# Exercise task:
Return the listing below exactly, with the pictures dropped.

# Stored data entries:
* * * * *
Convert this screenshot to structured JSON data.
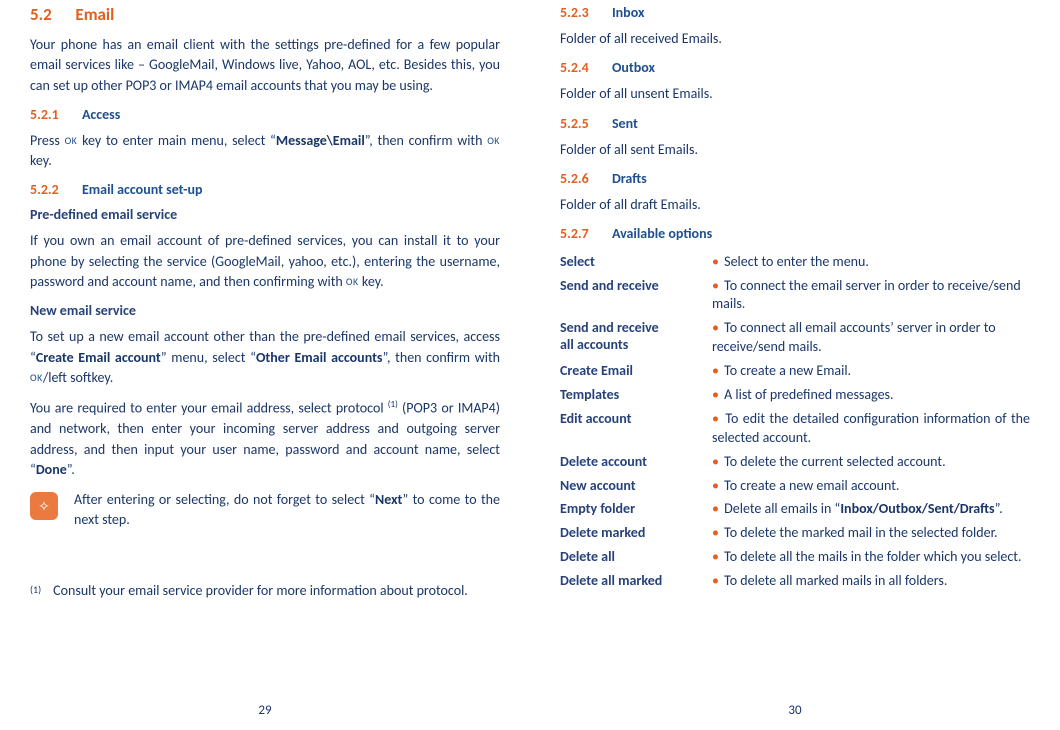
{
  "left": {
    "sec_num": "5.2",
    "sec_title": "Email",
    "intro": "Your phone has an email client with the settings pre-defined for a few popular email services like – GoogleMail, Windows live, Yahoo, AOL, etc. Besides this, you can set up other POP3 or IMAP4 email accounts that you may be using.",
    "s1_num": "5.2.1",
    "s1_title": "Access",
    "access_part1": "Press ",
    "access_part2": " key to enter main menu, select “",
    "access_strong": "Message\\Email",
    "access_part3": "”, then confirm with ",
    "access_part4": " key.",
    "s2_num": "5.2.2",
    "s2_title": "Email account set-up",
    "predef_label": "Pre-defined email service",
    "predef_text1": "If you own an email account of pre-defined services, you can install it to your phone by selecting the service (GoogleMail, yahoo, etc.), entering the username, password and account name, and then confirming with ",
    "predef_text2": " key.",
    "new_label": "New email service",
    "new_p1a": "To set up a new email account other than the pre-defined email services, access “",
    "new_p1b": "Create Email account",
    "new_p1c": "” menu, select “",
    "new_p1d": "Other Email accounts",
    "new_p1e": "”, then confirm with ",
    "new_p1f": "/left softkey.",
    "new_p2a": "You are required to enter your email address, select protocol ",
    "new_p2b": " (POP3 or IMAP4) and network, then enter your incoming server address and outgoing server address, and then input your user name, password and account name, select “",
    "new_p2c": "Done",
    "new_p2d": "”.",
    "note1": "After entering or selecting, do not forget to select “",
    "note2": "Next",
    "note3": "” to come to the next step.",
    "foot_marker": "(1)",
    "foot_text": "Consult your email service provider for more information about protocol.",
    "page_num": "29"
  },
  "right": {
    "s3_num": "5.2.3",
    "s3_title": "Inbox",
    "s3_text": "Folder of all received Emails.",
    "s4_num": "5.2.4",
    "s4_title": "Outbox",
    "s4_text": "Folder of all unsent Emails.",
    "s5_num": "5.2.5",
    "s5_title": "Sent",
    "s5_text": "Folder of all sent Emails.",
    "s6_num": "5.2.6",
    "s6_title": "Drafts",
    "s6_text": "Folder of all draft Emails.",
    "s7_num": "5.2.7",
    "s7_title": "Available options",
    "options": {
      "select": {
        "label": "Select",
        "desc": "Select to enter the menu."
      },
      "sendreceive": {
        "label": "Send and receive",
        "desc": "To connect the email server in order to receive/send mails."
      },
      "sendreceive_all": {
        "label1": "Send and receive",
        "label2": "all accounts",
        "desc": "To connect all email accounts’ server in order to receive/send mails."
      },
      "create": {
        "label": "Create Email",
        "desc": "To create a new Email."
      },
      "templates": {
        "label": "Templates",
        "desc": "A list of predefined messages."
      },
      "edit": {
        "label": "Edit account",
        "desc": "To edit the detailed configuration information of the selected account."
      },
      "delacct": {
        "label": "Delete account",
        "desc": "To delete the current selected account."
      },
      "newacct": {
        "label": "New account",
        "desc": "To create a new email account."
      },
      "empty": {
        "label": "Empty folder",
        "desc1": "Delete all emails in “",
        "desc_bold": "Inbox/Outbox/Sent/Drafts",
        "desc2": "”."
      },
      "delmarked": {
        "label": "Delete marked",
        "desc": "To delete the marked mail in the selected folder."
      },
      "delall": {
        "label": "Delete all",
        "desc": "To delete all the mails in the folder which you select."
      },
      "delallmarked": {
        "label": "Delete all marked",
        "desc": "To delete all marked mails in all folders."
      }
    },
    "page_num": "30"
  },
  "ok_text": "OK"
}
* * * * *
# Answer:
Convert this screenshot to structured JSON data.
{
  "left": {
    "sec_num": "5.2",
    "sec_title": "Email",
    "intro": "Your phone has an email client with the settings pre-defined for a few popular email services like – GoogleMail, Windows live, Yahoo, AOL, etc. Besides this, you can set up other POP3 or IMAP4 email accounts that you may be using.",
    "s1_num": "5.2.1",
    "s1_title": "Access",
    "access_part1": "Press ",
    "access_part2": " key to enter main menu, select “",
    "access_strong": "Message\\Email",
    "access_part3": "”, then confirm with ",
    "access_part4": " key.",
    "s2_num": "5.2.2",
    "s2_title": "Email account set-up",
    "predef_label": "Pre-defined email service",
    "predef_text1": "If you own an email account of pre-defined services, you can install it to your phone by selecting the service (GoogleMail, yahoo, etc.), entering the username, password and account name, and then confirming with ",
    "predef_text2": " key.",
    "new_label": "New email service",
    "new_p1a": "To set up a new email account other than the pre-defined email services, access “",
    "new_p1b": "Create Email account",
    "new_p1c": "” menu, select “",
    "new_p1d": "Other Email accounts",
    "new_p1e": "”, then confirm with ",
    "new_p1f": "/left softkey.",
    "new_p2a": "You are required to enter your email address, select protocol ",
    "new_p2b": " (POP3 or IMAP4) and network, then enter your incoming server address and outgoing server address, and then input your user name, password and account name, select “",
    "new_p2c": "Done",
    "new_p2d": "”.",
    "note1": "After entering or selecting, do not forget to select “",
    "note2": "Next",
    "note3": "” to come to the next step.",
    "foot_marker": "(1)",
    "foot_text": "Consult your email service provider for more information about protocol.",
    "page_num": "29"
  },
  "right": {
    "s3_num": "5.2.3",
    "s3_title": "Inbox",
    "s3_text": "Folder of all received Emails.",
    "s4_num": "5.2.4",
    "s4_title": "Outbox",
    "s4_text": "Folder of all unsent Emails.",
    "s5_num": "5.2.5",
    "s5_title": "Sent",
    "s5_text": "Folder of all sent Emails.",
    "s6_num": "5.2.6",
    "s6_title": "Drafts",
    "s6_text": "Folder of all draft Emails.",
    "s7_num": "5.2.7",
    "s7_title": "Available options",
    "options": {
      "select": {
        "label": "Select",
        "desc": "Select to enter the menu."
      },
      "sendreceive": {
        "label": "Send and receive",
        "desc": "To connect the email server in order to receive/send mails."
      },
      "sendreceive_all": {
        "label1": "Send and receive",
        "label2": "all accounts",
        "desc": "To connect all email accounts’ server in order to receive/send mails."
      },
      "create": {
        "label": "Create Email",
        "desc": "To create a new Email."
      },
      "templates": {
        "label": "Templates",
        "desc": "A list of predefined messages."
      },
      "edit": {
        "label": "Edit account",
        "desc": "To edit the detailed configuration information of the selected account."
      },
      "delacct": {
        "label": "Delete account",
        "desc": "To delete the current selected account."
      },
      "newacct": {
        "label": "New account",
        "desc": "To create a new email account."
      },
      "empty": {
        "label": "Empty folder",
        "desc1": "Delete all emails in “",
        "desc_bold": "Inbox/Outbox/Sent/Drafts",
        "desc2": "”."
      },
      "delmarked": {
        "label": "Delete marked",
        "desc": "To delete the marked mail in the selected folder."
      },
      "delall": {
        "label": "Delete all",
        "desc": "To delete all the mails in the folder which you select."
      },
      "delallmarked": {
        "label": "Delete all marked",
        "desc": "To delete all marked mails in all folders."
      }
    },
    "page_num": "30"
  },
  "ok_text": "OK"
}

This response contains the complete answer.